The exercise: Pictures aside, quote the whole listing exactly.

Data lines:
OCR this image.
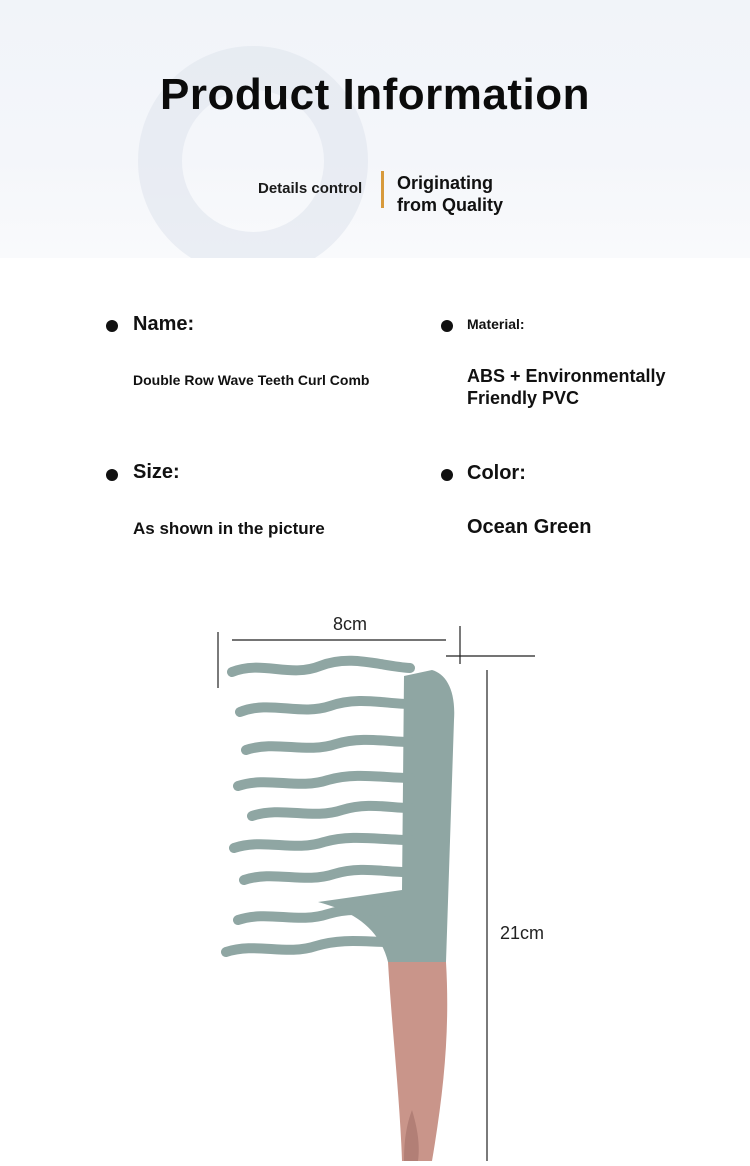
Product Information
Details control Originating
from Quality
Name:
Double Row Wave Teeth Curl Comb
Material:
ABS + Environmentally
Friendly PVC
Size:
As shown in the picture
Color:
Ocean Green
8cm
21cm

Reply:
OCR this image.
Product Information
Details control Originating
from Quality
Name:
Double Row Wave Teeth Curl Comb
Material:
ABS + Environmentally
Friendly PVC
Size:
As shown in the picture
Color:
Ocean Green
8cm
21cm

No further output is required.